Sort through the data and copy the lines holding the word "явления".

[Stored items from a collection]

──────────────────────────────

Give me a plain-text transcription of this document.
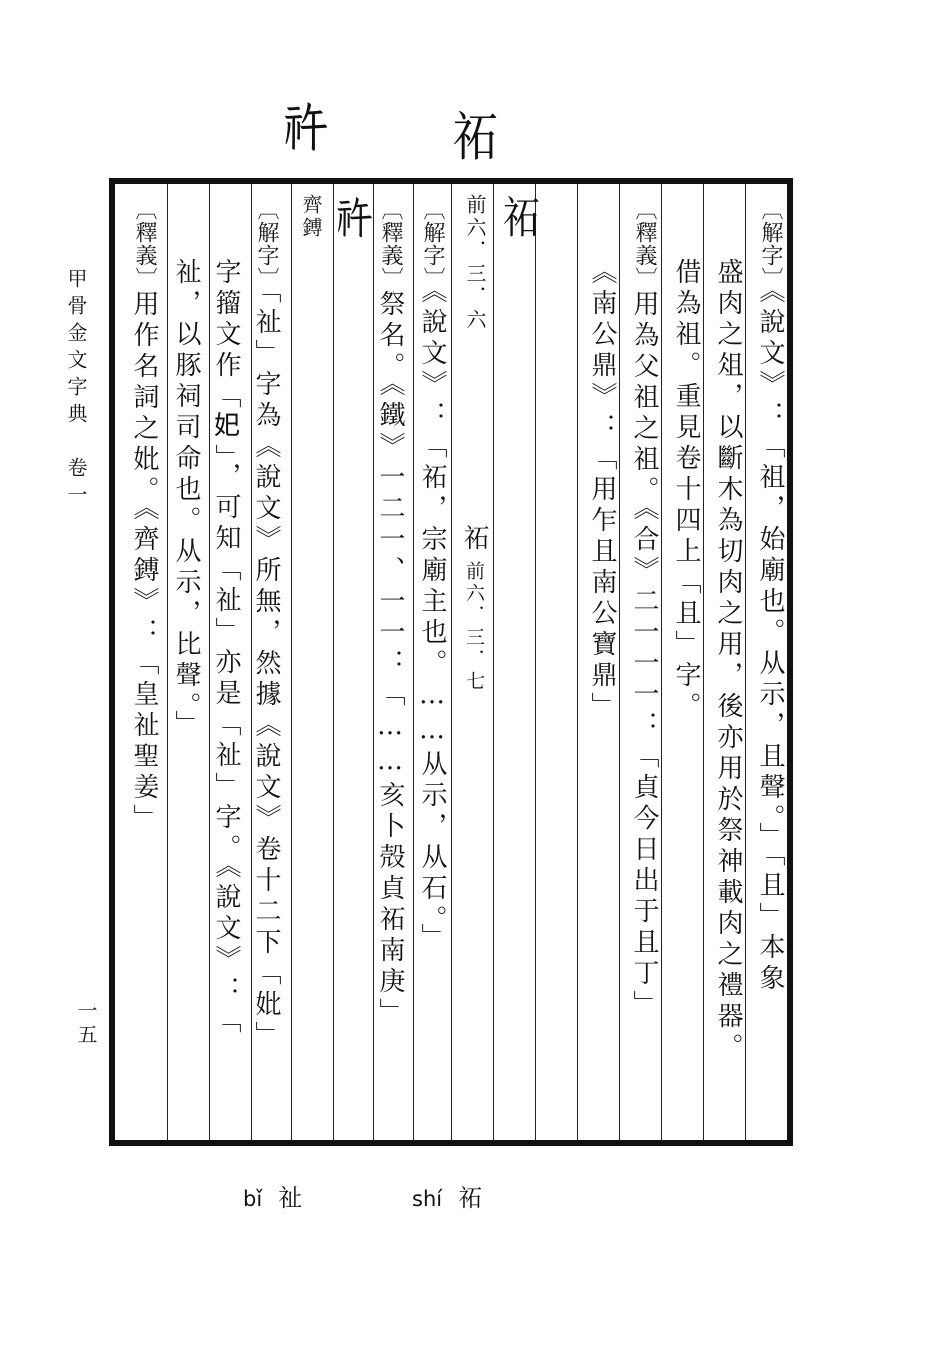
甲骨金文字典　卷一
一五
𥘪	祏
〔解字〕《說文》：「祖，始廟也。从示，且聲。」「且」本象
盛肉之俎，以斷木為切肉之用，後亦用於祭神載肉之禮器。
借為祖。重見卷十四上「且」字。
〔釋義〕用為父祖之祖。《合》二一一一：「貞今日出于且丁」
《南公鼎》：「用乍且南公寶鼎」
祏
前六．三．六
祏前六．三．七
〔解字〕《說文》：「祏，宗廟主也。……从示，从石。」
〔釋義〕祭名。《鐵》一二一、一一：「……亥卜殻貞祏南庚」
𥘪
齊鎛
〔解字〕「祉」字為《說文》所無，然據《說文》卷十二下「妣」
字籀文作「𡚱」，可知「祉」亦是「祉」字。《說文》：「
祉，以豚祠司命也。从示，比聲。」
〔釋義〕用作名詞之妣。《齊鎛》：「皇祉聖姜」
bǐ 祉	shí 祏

──────────────────────────────

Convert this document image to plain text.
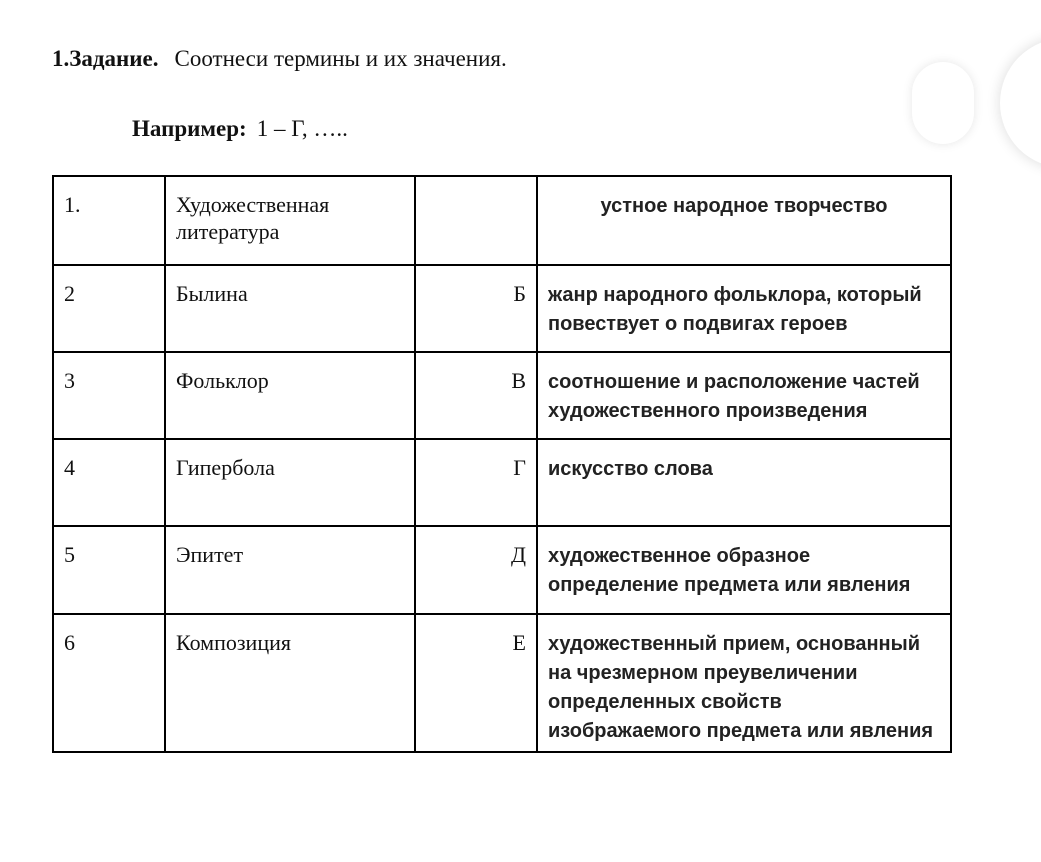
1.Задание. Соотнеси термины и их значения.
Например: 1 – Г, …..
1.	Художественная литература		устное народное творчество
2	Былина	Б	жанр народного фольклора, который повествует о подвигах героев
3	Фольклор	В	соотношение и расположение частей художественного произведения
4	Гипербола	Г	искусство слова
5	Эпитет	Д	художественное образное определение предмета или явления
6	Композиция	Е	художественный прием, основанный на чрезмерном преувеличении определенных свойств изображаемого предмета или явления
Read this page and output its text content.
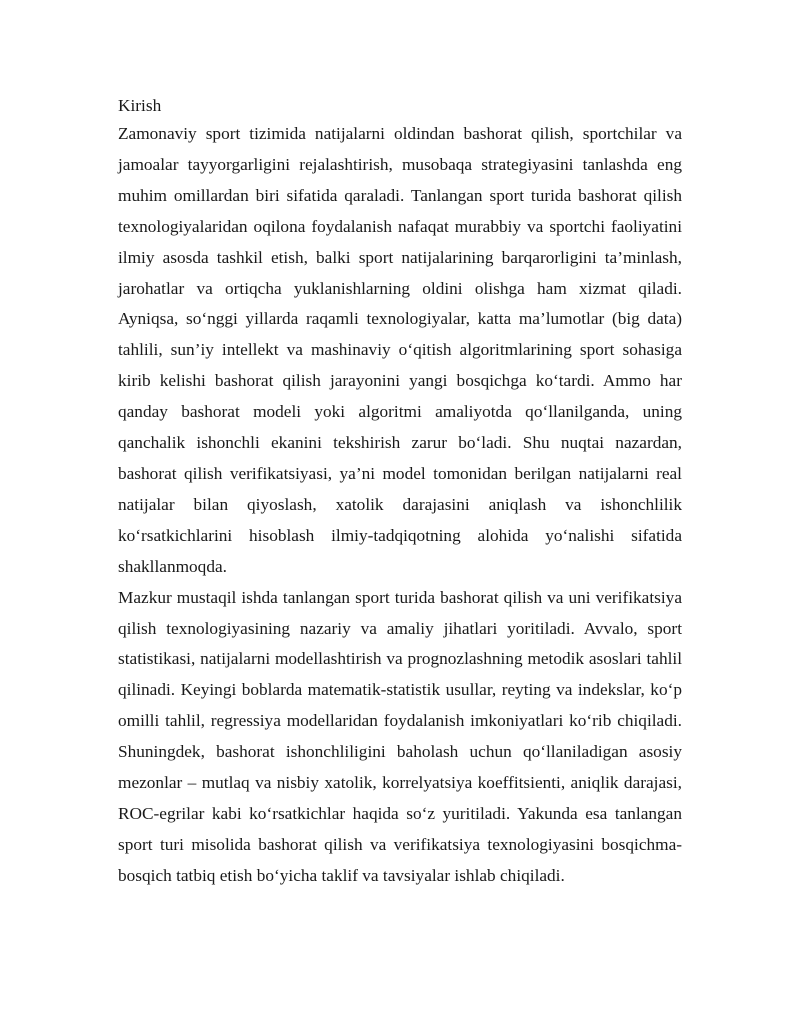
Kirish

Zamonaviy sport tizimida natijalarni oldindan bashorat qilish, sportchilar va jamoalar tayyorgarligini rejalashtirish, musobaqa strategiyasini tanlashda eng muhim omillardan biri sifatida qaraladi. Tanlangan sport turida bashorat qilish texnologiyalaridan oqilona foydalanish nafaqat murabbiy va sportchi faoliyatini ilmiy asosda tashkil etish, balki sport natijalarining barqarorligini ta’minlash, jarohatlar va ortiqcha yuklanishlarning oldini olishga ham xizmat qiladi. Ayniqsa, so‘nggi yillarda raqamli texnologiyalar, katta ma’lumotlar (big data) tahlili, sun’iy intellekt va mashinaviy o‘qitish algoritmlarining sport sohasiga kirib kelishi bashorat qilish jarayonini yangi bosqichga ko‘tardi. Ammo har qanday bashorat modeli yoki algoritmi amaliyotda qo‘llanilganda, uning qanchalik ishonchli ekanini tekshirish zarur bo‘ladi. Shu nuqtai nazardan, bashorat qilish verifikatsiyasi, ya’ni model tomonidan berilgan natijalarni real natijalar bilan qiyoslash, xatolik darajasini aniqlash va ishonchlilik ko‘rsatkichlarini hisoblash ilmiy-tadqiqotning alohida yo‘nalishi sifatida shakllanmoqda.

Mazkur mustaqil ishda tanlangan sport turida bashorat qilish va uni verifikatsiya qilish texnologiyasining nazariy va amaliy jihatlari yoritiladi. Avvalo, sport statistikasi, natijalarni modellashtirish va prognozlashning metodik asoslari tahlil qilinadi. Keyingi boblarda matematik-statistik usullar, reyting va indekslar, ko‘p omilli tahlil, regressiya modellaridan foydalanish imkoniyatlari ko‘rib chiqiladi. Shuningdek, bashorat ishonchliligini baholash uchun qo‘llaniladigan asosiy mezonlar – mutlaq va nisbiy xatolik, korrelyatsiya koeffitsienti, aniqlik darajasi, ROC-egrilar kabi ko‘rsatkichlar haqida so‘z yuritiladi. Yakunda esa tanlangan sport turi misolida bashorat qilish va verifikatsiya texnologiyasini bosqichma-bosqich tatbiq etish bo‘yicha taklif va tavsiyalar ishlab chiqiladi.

──────────────────────────────

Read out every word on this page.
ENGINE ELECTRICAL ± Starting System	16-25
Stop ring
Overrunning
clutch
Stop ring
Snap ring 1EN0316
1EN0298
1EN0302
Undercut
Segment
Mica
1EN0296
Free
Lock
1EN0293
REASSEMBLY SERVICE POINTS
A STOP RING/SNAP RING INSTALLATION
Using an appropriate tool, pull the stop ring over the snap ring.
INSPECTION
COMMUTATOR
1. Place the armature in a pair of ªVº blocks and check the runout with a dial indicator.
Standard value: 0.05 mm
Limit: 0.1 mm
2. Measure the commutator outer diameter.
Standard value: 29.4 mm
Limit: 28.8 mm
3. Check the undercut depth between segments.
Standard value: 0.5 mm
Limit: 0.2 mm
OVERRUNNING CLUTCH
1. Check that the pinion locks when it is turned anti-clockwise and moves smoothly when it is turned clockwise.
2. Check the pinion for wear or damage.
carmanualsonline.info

──────────────────────────────

## RESPONSE BELOW
5	Эпитет	Д	художественное образное определение предмета или явления
6	Композиция	Е	художественный прием, основанный на чрезмерном преувеличении определенных свойств изображаемого предмета или явления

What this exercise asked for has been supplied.